> _EXTRACTED INFORMATION_
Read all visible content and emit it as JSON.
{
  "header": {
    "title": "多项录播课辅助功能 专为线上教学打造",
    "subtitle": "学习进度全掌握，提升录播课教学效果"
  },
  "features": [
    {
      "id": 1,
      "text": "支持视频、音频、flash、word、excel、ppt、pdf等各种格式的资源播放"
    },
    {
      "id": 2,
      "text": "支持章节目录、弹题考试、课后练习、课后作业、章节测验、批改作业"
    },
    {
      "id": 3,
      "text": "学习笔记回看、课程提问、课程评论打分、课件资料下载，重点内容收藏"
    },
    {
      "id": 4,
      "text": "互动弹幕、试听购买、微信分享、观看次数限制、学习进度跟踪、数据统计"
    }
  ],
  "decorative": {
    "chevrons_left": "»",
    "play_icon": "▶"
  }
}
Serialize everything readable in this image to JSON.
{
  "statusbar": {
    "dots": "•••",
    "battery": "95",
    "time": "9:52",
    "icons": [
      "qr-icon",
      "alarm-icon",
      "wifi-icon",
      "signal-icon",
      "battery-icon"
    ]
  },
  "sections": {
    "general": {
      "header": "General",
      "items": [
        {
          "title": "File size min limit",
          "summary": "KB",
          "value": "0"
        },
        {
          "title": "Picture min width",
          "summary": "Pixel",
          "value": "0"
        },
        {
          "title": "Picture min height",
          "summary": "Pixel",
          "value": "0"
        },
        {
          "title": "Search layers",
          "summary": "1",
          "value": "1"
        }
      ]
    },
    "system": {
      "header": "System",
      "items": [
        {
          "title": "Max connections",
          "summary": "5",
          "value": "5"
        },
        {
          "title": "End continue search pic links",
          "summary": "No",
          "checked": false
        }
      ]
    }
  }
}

> _TASK PROMPT_
Using the records above, copy each line that contains "header".

> _RESPONSE TO THE TASK_
  "header": {
      "header": "General",
      "header": "System",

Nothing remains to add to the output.